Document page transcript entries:
((
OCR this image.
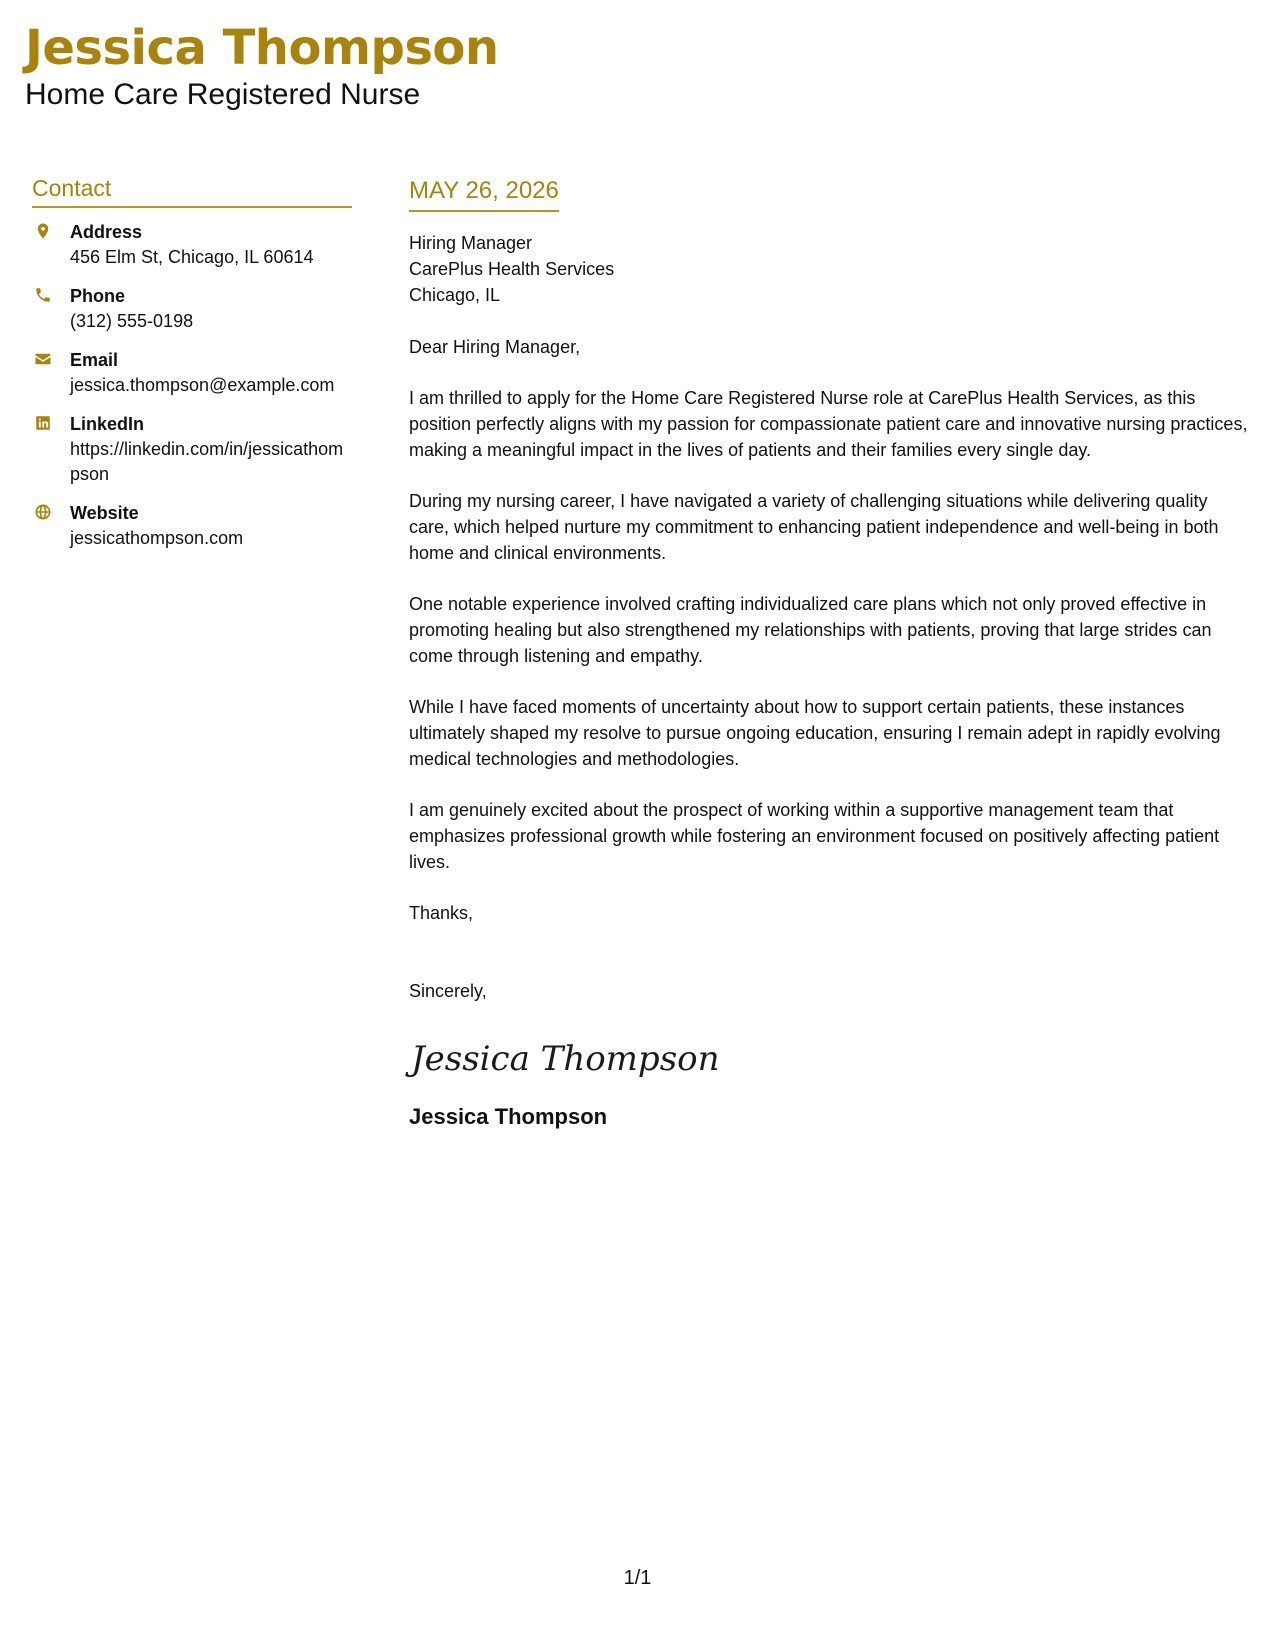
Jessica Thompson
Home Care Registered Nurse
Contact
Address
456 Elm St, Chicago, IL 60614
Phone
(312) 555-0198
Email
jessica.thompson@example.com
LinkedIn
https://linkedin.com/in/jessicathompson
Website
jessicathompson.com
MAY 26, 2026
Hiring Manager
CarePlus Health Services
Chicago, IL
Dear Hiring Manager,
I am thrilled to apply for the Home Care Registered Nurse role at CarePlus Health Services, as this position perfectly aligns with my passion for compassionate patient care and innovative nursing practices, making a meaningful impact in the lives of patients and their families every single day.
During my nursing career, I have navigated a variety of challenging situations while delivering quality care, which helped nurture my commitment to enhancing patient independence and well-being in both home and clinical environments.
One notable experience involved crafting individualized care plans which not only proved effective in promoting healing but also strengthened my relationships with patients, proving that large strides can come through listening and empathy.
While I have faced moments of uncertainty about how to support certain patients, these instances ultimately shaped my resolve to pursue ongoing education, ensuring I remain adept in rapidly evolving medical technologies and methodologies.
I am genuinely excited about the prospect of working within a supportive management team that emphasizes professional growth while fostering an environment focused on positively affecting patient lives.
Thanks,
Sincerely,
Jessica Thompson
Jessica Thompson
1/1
))
WORK REQUIRED ▸
Only the text of the records is to be reproduced exactly; skip the pictures.

TASK OUTPUT ▸
OCR this image.
Jessica Thompson
Home Care Registered Nurse
Contact
Address
456 Elm St, Chicago, IL 60614
Phone
(312) 555-0198
Email
jessica.thompson@example.com
LinkedIn
https://linkedin.com/in/jessicathompson
Website
jessicathompson.com
MAY 26, 2026
Hiring Manager
CarePlus Health Services
Chicago, IL
Dear Hiring Manager,
I am thrilled to apply for the Home Care Registered Nurse role at CarePlus Health Services, as this position perfectly aligns with my passion for compassionate patient care and innovative nursing practices, making a meaningful impact in the lives of patients and their families every single day.
During my nursing career, I have navigated a variety of challenging situations while delivering quality care, which helped nurture my commitment to enhancing patient independence and well-being in both home and clinical environments.
One notable experience involved crafting individualized care plans which not only proved effective in promoting healing but also strengthened my relationships with patients, proving that large strides can come through listening and empathy.
While I have faced moments of uncertainty about how to support certain patients, these instances ultimately shaped my resolve to pursue ongoing education, ensuring I remain adept in rapidly evolving medical technologies and methodologies.
I am genuinely excited about the prospect of working within a supportive management team that emphasizes professional growth while fostering an environment focused on positively affecting patient lives.
Thanks,
Sincerely,
Jessica Thompson
Jessica Thompson
1/1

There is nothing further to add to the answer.